> _Aim of the task_: Print the lines of the data below, from the line containing "kpi-label: Unplanned downtimes" through the line containing "open-link[interactable] xyxy=(1116,1232,1152,1268)", reproducing each one unchanged and including both of those lines.

(Element region listings)
┌────────
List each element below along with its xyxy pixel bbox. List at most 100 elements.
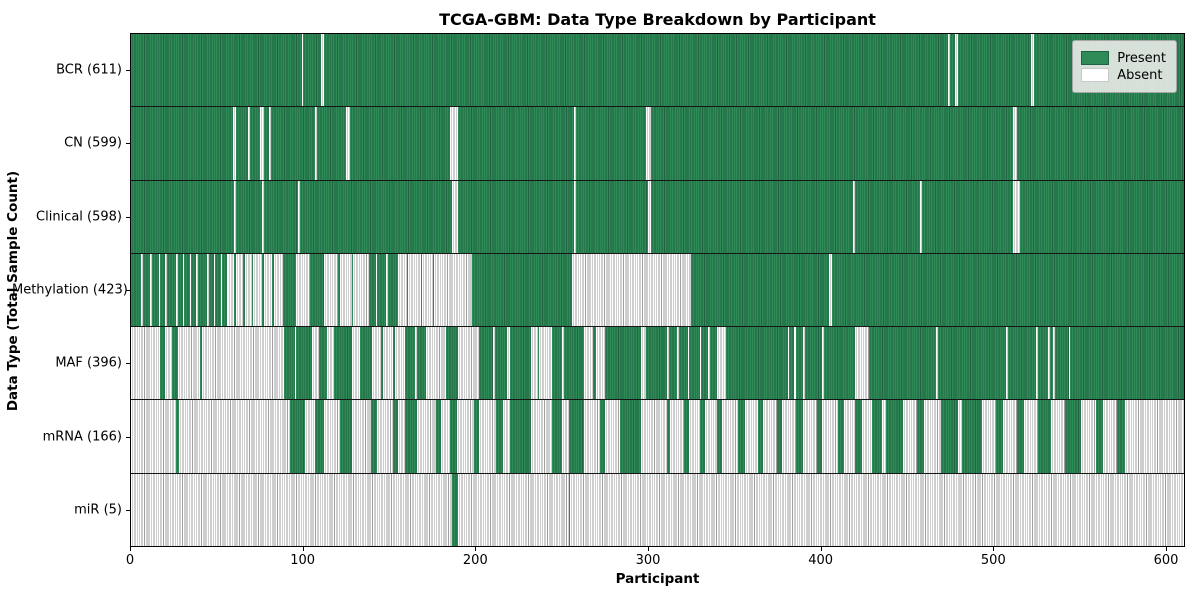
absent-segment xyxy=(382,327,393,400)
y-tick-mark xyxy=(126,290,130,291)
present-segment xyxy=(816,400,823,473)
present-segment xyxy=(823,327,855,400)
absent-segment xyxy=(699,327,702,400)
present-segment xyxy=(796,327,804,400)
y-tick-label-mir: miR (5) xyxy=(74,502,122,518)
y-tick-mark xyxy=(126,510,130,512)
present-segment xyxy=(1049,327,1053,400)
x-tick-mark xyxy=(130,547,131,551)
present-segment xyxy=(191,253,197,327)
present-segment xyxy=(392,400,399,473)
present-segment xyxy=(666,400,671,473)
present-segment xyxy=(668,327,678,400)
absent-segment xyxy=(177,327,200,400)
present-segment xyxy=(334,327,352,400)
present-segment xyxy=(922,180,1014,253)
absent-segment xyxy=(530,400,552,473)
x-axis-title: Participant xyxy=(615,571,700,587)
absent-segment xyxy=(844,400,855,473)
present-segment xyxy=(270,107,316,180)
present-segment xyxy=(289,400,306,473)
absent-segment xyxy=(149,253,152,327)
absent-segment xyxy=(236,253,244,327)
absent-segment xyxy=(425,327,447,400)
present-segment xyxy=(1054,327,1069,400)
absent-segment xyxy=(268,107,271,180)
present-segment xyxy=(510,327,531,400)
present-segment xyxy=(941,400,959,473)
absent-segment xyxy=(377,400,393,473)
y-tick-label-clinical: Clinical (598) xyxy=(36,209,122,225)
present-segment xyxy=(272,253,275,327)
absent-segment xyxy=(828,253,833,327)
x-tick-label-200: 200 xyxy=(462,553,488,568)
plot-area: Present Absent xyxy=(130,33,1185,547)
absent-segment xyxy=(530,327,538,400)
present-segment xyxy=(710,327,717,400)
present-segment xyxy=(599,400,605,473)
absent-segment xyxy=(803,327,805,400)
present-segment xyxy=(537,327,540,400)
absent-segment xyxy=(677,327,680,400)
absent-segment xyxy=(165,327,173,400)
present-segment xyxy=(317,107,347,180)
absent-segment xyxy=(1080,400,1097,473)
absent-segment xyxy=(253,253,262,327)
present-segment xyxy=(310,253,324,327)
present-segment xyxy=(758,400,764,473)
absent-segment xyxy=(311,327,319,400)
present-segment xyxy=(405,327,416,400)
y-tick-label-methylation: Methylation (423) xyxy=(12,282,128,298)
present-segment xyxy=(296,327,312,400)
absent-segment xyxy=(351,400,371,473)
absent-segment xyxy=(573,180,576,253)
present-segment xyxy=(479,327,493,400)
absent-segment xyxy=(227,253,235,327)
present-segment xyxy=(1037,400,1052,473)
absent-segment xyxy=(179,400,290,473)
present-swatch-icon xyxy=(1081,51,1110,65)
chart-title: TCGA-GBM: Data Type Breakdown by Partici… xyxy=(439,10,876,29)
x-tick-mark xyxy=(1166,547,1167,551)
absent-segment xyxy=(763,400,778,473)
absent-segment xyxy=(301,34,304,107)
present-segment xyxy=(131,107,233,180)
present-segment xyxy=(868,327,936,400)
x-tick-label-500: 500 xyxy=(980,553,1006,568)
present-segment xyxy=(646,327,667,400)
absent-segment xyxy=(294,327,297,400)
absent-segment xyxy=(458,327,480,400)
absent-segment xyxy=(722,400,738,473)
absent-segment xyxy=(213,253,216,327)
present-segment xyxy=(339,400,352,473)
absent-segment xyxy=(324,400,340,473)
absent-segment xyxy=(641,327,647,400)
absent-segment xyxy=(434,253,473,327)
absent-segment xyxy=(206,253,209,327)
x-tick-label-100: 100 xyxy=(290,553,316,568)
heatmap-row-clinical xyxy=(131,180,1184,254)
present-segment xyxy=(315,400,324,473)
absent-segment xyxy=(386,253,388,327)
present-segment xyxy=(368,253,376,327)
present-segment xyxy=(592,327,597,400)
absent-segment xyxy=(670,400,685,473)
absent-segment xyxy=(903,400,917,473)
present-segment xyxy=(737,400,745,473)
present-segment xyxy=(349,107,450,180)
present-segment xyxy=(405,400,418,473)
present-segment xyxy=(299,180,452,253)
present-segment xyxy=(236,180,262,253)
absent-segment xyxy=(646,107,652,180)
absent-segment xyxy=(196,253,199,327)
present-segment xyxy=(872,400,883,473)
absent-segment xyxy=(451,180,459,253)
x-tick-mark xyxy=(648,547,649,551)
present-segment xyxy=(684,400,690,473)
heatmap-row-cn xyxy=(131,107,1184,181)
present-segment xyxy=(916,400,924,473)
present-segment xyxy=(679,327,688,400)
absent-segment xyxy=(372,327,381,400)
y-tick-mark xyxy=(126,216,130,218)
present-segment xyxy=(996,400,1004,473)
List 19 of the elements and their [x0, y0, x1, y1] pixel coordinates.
└────────
┌────────
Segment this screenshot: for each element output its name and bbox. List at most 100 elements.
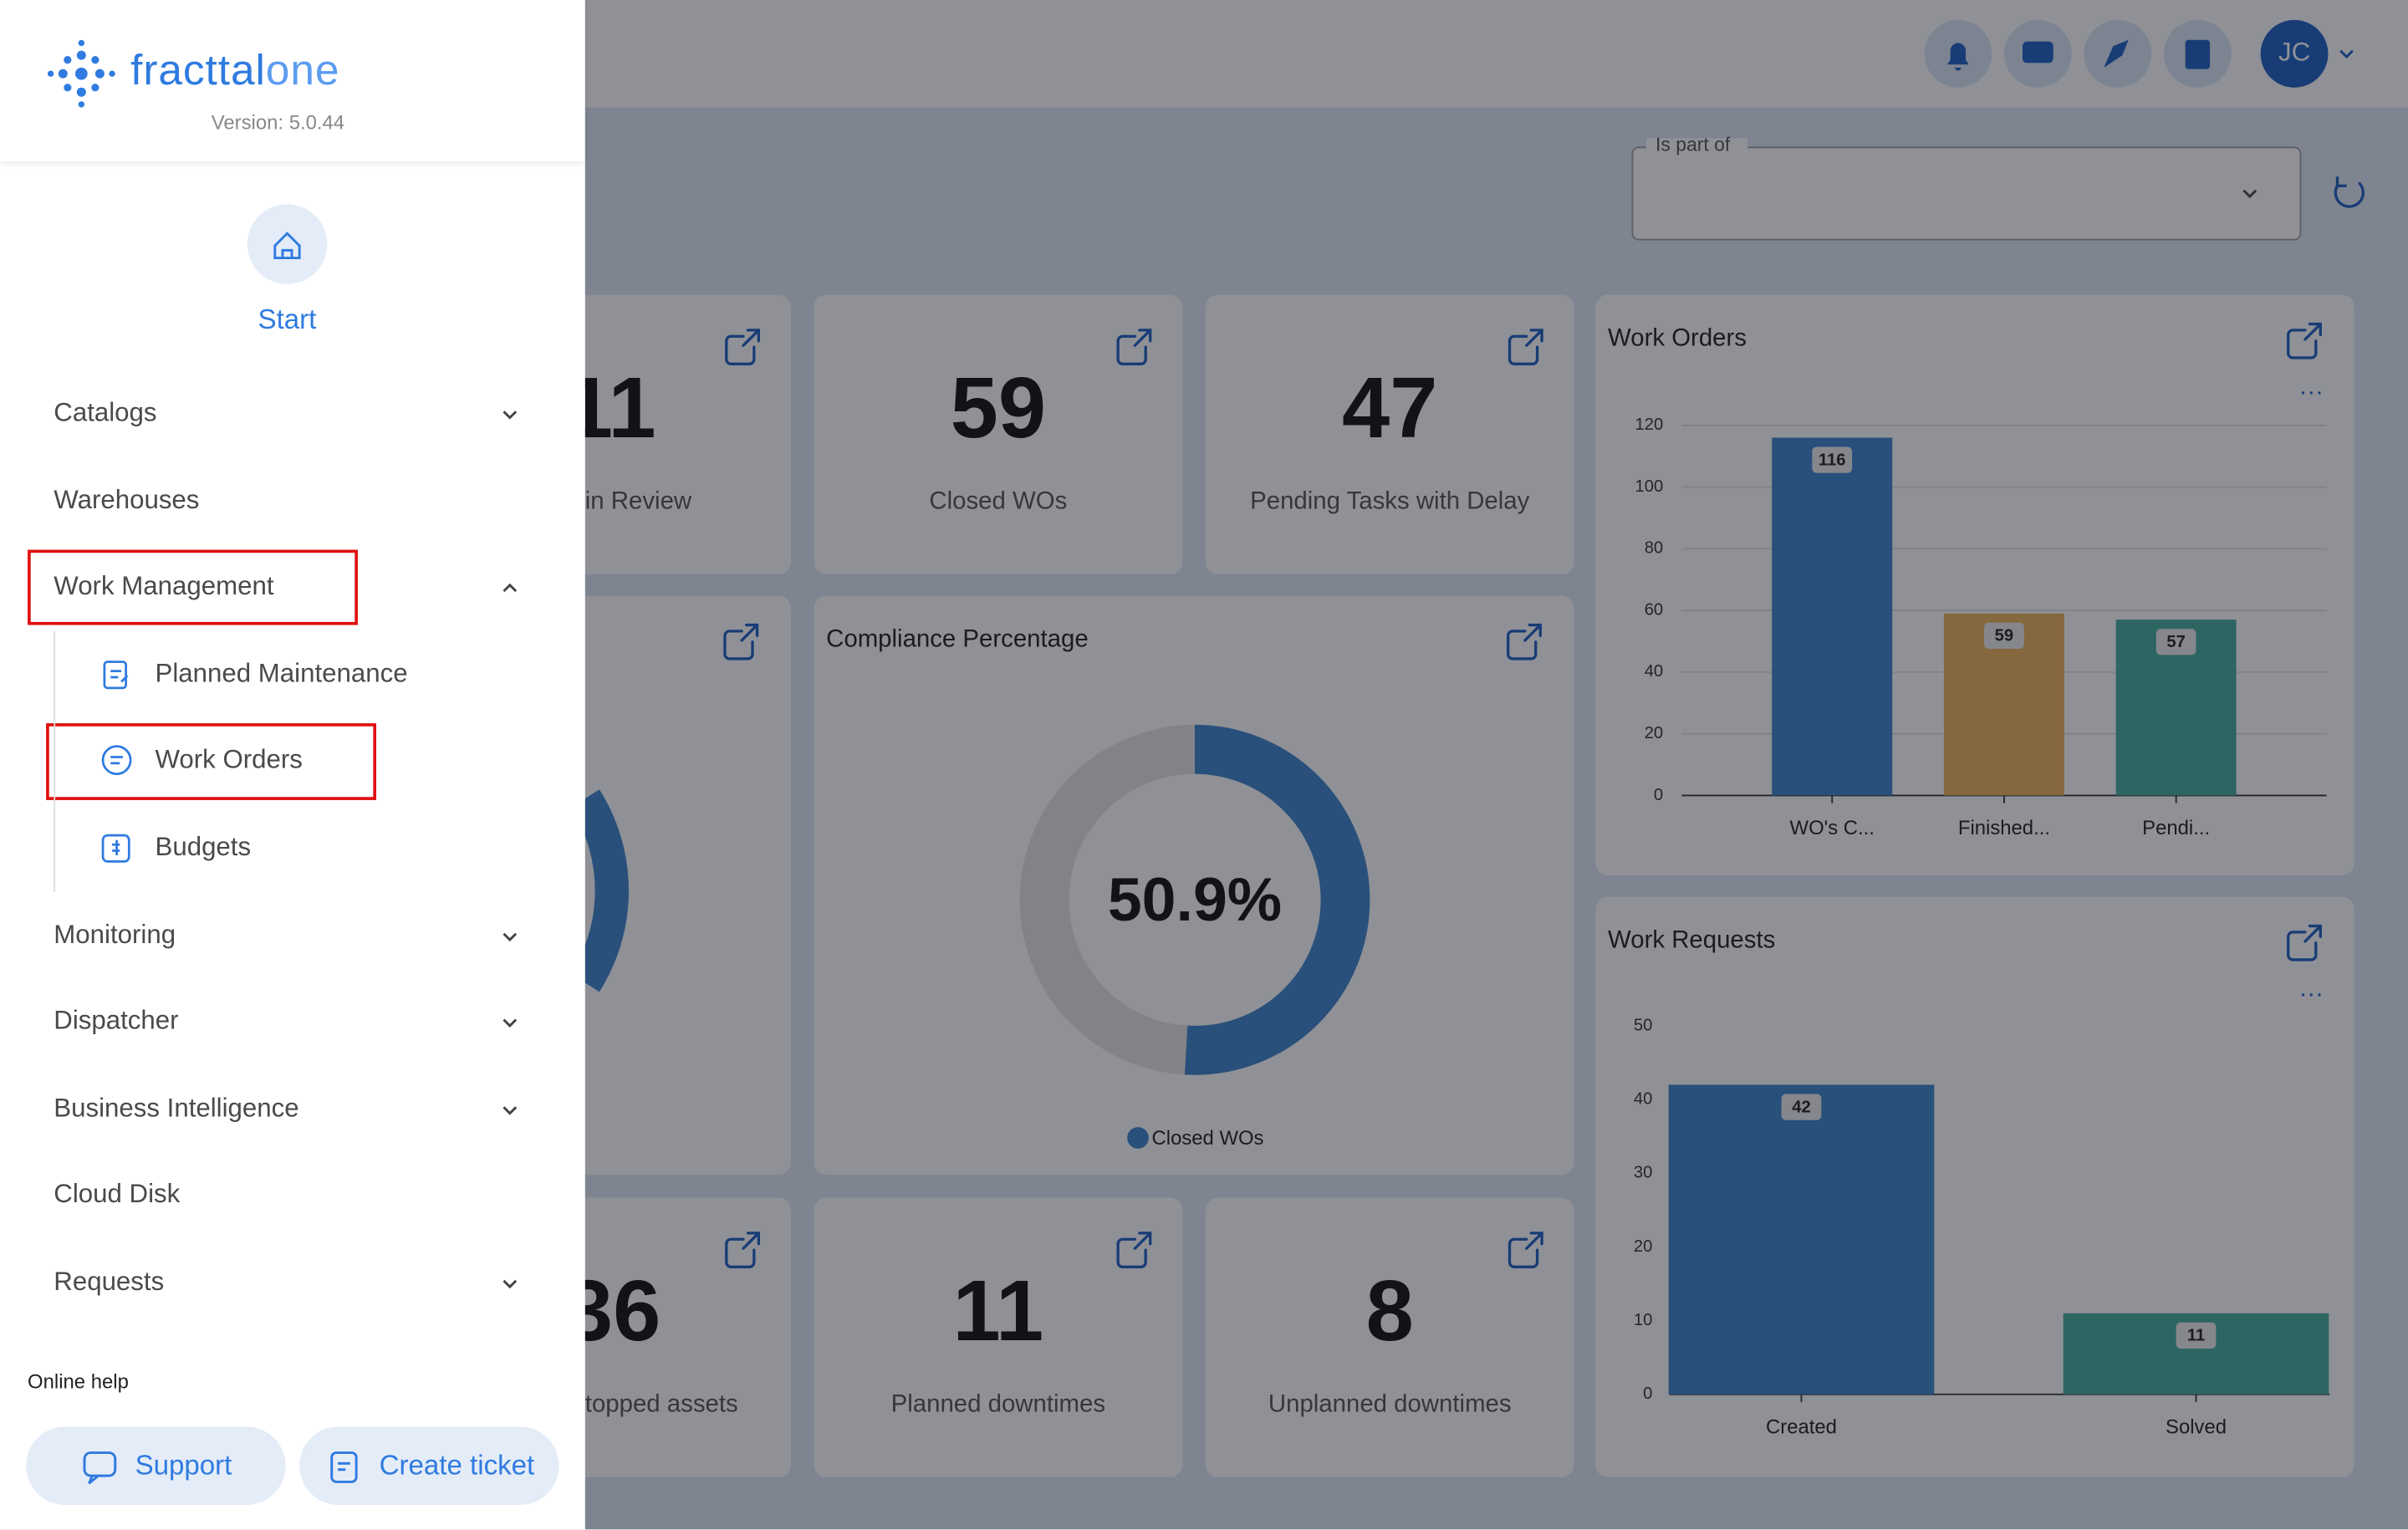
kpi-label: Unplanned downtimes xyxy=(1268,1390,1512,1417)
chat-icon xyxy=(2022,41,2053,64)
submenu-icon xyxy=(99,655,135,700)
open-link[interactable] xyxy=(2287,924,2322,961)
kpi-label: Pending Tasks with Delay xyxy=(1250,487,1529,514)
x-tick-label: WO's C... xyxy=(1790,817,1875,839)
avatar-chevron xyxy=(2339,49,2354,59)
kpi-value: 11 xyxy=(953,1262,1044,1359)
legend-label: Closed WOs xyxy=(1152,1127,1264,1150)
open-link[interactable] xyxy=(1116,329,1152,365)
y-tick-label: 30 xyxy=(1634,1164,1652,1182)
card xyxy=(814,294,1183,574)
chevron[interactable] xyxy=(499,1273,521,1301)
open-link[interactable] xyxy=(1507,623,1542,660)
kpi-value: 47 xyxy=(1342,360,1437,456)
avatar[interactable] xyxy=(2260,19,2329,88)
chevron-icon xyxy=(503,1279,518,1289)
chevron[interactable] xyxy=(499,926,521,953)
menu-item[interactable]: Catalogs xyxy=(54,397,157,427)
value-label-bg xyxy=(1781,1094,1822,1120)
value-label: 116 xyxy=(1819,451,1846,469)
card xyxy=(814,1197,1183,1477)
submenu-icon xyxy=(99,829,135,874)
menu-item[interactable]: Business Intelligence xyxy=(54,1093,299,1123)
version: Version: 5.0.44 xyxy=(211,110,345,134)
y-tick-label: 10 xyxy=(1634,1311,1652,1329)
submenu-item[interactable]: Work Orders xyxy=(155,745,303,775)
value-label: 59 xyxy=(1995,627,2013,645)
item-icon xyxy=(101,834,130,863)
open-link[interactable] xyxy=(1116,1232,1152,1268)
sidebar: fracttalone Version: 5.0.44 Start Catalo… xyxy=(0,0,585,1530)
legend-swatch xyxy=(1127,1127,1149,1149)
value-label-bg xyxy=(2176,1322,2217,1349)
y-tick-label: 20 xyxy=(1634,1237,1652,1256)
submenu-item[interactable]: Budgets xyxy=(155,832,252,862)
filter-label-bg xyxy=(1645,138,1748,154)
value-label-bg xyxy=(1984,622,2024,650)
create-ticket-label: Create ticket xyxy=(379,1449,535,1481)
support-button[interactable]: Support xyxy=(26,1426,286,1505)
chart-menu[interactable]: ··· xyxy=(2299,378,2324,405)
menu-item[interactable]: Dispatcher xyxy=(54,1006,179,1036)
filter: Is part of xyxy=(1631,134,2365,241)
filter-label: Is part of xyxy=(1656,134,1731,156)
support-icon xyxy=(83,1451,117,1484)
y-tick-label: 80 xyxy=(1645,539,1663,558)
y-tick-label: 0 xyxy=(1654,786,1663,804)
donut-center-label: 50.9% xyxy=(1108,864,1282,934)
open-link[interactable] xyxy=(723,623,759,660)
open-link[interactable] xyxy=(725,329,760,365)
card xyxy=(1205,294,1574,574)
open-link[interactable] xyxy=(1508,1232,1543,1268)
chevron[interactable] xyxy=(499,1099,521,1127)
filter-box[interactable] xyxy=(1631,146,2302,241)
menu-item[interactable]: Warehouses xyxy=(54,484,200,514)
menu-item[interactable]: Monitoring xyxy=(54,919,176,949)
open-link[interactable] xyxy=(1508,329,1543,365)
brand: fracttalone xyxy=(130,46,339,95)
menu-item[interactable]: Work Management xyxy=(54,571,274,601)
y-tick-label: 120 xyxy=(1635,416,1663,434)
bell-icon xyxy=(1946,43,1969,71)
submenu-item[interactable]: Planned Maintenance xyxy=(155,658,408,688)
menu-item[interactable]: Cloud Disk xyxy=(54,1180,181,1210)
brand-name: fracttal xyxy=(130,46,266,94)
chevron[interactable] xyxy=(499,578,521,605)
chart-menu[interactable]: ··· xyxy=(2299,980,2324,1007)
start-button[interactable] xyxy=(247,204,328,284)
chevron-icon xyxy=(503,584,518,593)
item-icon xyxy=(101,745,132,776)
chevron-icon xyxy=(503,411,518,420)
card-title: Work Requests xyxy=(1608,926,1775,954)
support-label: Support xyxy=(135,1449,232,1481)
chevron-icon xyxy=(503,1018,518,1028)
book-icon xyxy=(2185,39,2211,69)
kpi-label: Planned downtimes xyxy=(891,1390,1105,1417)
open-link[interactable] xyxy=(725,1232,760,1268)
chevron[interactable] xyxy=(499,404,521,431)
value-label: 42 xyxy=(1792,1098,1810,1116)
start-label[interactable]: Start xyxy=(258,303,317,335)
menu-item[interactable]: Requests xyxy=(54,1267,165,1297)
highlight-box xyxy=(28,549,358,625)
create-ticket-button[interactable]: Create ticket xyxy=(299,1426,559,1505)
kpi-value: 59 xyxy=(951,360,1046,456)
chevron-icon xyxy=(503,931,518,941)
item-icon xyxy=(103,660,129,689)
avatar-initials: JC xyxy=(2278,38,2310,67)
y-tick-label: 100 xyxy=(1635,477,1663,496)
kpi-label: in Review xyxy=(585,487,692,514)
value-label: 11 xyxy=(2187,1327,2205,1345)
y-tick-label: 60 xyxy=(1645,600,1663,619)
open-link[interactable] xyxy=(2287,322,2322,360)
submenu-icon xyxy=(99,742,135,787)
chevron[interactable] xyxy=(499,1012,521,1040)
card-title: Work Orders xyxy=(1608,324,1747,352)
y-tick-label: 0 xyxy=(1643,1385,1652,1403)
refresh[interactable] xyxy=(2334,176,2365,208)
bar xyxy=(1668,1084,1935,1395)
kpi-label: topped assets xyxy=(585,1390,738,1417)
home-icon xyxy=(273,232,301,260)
└────────
> _Answer to the exercise_:
kpi-label: Unplanned downtimes xyxy=(1268,1390,1512,1417)
chat-icon xyxy=(2022,41,2053,64)
submenu-icon xyxy=(99,655,135,700)
open-link[interactable] xyxy=(2287,924,2322,961)
kpi-label: Pending Tasks with Delay xyxy=(1250,487,1529,514)
x-tick-label: WO's C... xyxy=(1790,817,1875,839)
avatar-chevron xyxy=(2339,49,2354,59)
kpi-value: 11 xyxy=(953,1262,1044,1359)
legend-label: Closed WOs xyxy=(1152,1127,1264,1150)
open-link[interactable] xyxy=(1116,329,1152,365)
y-tick-label: 30 xyxy=(1634,1164,1652,1182)
card xyxy=(814,294,1183,574)
chevron[interactable] xyxy=(499,1273,521,1301)
open-link[interactable] xyxy=(1507,623,1542,660)
kpi-value: 47 xyxy=(1342,360,1437,456)
avatar[interactable] xyxy=(2260,19,2329,88)
chevron-icon xyxy=(503,1279,518,1289)
chevron[interactable] xyxy=(499,926,521,953)
menu-item[interactable]: Catalogs xyxy=(54,397,157,427)
value-label-bg xyxy=(1781,1094,1822,1120)
value-label: 116 xyxy=(1819,451,1846,469)
card xyxy=(814,1197,1183,1477)
submenu-icon xyxy=(99,829,135,874)
menu-item[interactable]: Business Intelligence xyxy=(54,1093,299,1123)
version: Version: 5.0.44 xyxy=(211,110,345,134)
y-tick-label: 10 xyxy=(1634,1311,1652,1329)
submenu-item[interactable]: Work Orders xyxy=(155,745,303,775)
value-label: 59 xyxy=(1995,627,2013,645)
item-icon xyxy=(101,834,130,863)
open-link[interactable] xyxy=(1116,1232,1152,1268)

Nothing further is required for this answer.